WHAT NEEDS TO BE DONE:
Leave out the pictures and copy everything else below exactly.

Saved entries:

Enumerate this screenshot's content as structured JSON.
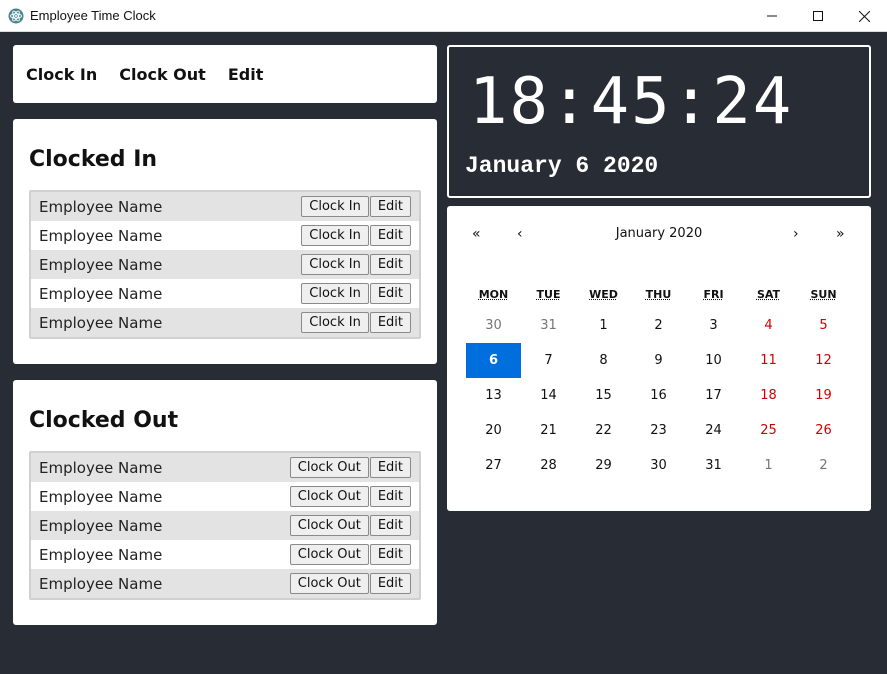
{
  "window": {
    "title": "Employee Time Clock",
    "icon": "electron-atom-icon",
    "controls": [
      "minimize-icon",
      "maximize-icon",
      "close-icon"
    ]
  },
  "menu": {
    "clock_in": "Clock In",
    "clock_out": "Clock Out",
    "edit": "Edit"
  },
  "clocked_in": {
    "heading": "Clocked In",
    "rows": [
      {
        "name": "Employee Name",
        "action": "Clock In",
        "edit": "Edit"
      },
      {
        "name": "Employee Name",
        "action": "Clock In",
        "edit": "Edit"
      },
      {
        "name": "Employee Name",
        "action": "Clock In",
        "edit": "Edit"
      },
      {
        "name": "Employee Name",
        "action": "Clock In",
        "edit": "Edit"
      },
      {
        "name": "Employee Name",
        "action": "Clock In",
        "edit": "Edit"
      }
    ]
  },
  "clocked_out": {
    "heading": "Clocked Out",
    "rows": [
      {
        "name": "Employee Name",
        "action": "Clock Out",
        "edit": "Edit"
      },
      {
        "name": "Employee Name",
        "action": "Clock Out",
        "edit": "Edit"
      },
      {
        "name": "Employee Name",
        "action": "Clock Out",
        "edit": "Edit"
      },
      {
        "name": "Employee Name",
        "action": "Clock Out",
        "edit": "Edit"
      },
      {
        "name": "Employee Name",
        "action": "Clock Out",
        "edit": "Edit"
      }
    ]
  },
  "clock": {
    "time": "18:45:24",
    "date": "January 6 2020"
  },
  "calendar": {
    "prev_year": "«",
    "prev_month": "‹",
    "month_label": "January 2020",
    "next_month": "›",
    "next_year": "»",
    "weekdays": [
      "MON",
      "TUE",
      "WED",
      "THU",
      "FRI",
      "SAT",
      "SUN"
    ],
    "weeks": [
      [
        "30",
        "31",
        "1",
        "2",
        "3",
        "4",
        "5"
      ],
      [
        "6",
        "7",
        "8",
        "9",
        "10",
        "11",
        "12"
      ],
      [
        "13",
        "14",
        "15",
        "16",
        "17",
        "18",
        "19"
      ],
      [
        "20",
        "21",
        "22",
        "23",
        "24",
        "25",
        "26"
      ],
      [
        "27",
        "28",
        "29",
        "30",
        "31",
        "1",
        "2"
      ]
    ],
    "selected_day": "6",
    "colors": {
      "selected": "#006edc",
      "weekend": "#d10000",
      "neighbor_month": "#757575"
    }
  }
}
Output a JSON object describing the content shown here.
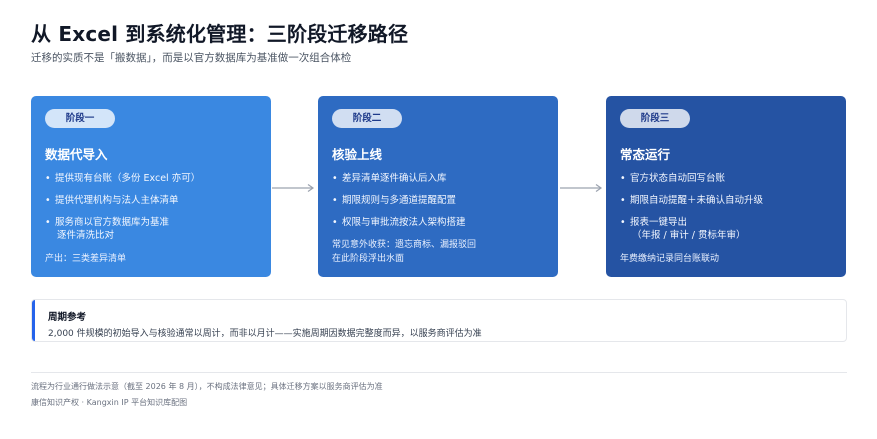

COMPLETE OUTPUT:
Enumerate this screenshot's content as structured JSON.
{
  "window": {
    "title": "Employee Time Clock",
    "icon": "electron-atom-icon",
    "controls": [
      "minimize-icon",
      "maximize-icon",
      "close-icon"
    ]
  },
  "menu": {
    "clock_in": "Clock In",
    "clock_out": "Clock Out",
    "edit": "Edit"
  },
  "clocked_in": {
    "heading": "Clocked In",
    "rows": [
      {
        "name": "Employee Name",
        "action": "Clock In",
        "edit": "Edit"
      },
      {
        "name": "Employee Name",
        "action": "Clock In",
        "edit": "Edit"
      },
      {
        "name": "Employee Name",
        "action": "Clock In",
        "edit": "Edit"
      },
      {
        "name": "Employee Name",
        "action": "Clock In",
        "edit": "Edit"
      },
      {
        "name": "Employee Name",
        "action": "Clock In",
        "edit": "Edit"
      }
    ]
  },
  "clocked_out": {
    "heading": "Clocked Out",
    "rows": [
      {
        "name": "Employee Name",
        "action": "Clock Out",
        "edit": "Edit"
      },
      {
        "name": "Employee Name",
        "action": "Clock Out",
        "edit": "Edit"
      },
      {
        "name": "Employee Name",
        "action": "Clock Out",
        "edit": "Edit"
      },
      {
        "name": "Employee Name",
        "action": "Clock Out",
        "edit": "Edit"
      },
      {
        "name": "Employee Name",
        "action": "Clock Out",
        "edit": "Edit"
      }
    ]
  },
  "clock": {
    "time": "18:45:24",
    "date": "January 6 2020"
  },
  "calendar": {
    "prev_year": "«",
    "prev_month": "‹",
    "month_label": "January 2020",
    "next_month": "›",
    "next_year": "»",
    "weekdays": [
      "MON",
      "TUE",
      "WED",
      "THU",
      "FRI",
      "SAT",
      "SUN"
    ],
    "weeks": [
      [
        "30",
        "31",
        "1",
        "2",
        "3",
        "4",
        "5"
      ],
      [
        "6",
        "7",
        "8",
        "9",
        "10",
        "11",
        "12"
      ],
      [
        "13",
        "14",
        "15",
        "16",
        "17",
        "18",
        "19"
      ],
      [
        "20",
        "21",
        "22",
        "23",
        "24",
        "25",
        "26"
      ],
      [
        "27",
        "28",
        "29",
        "30",
        "31",
        "1",
        "2"
      ]
    ],
    "selected_day": "6",
    "colors": {
      "selected": "#006edc",
      "weekend": "#d10000",
      "neighbor_month": "#757575"
    }
  }
}
Output a JSON object describing the content shown here.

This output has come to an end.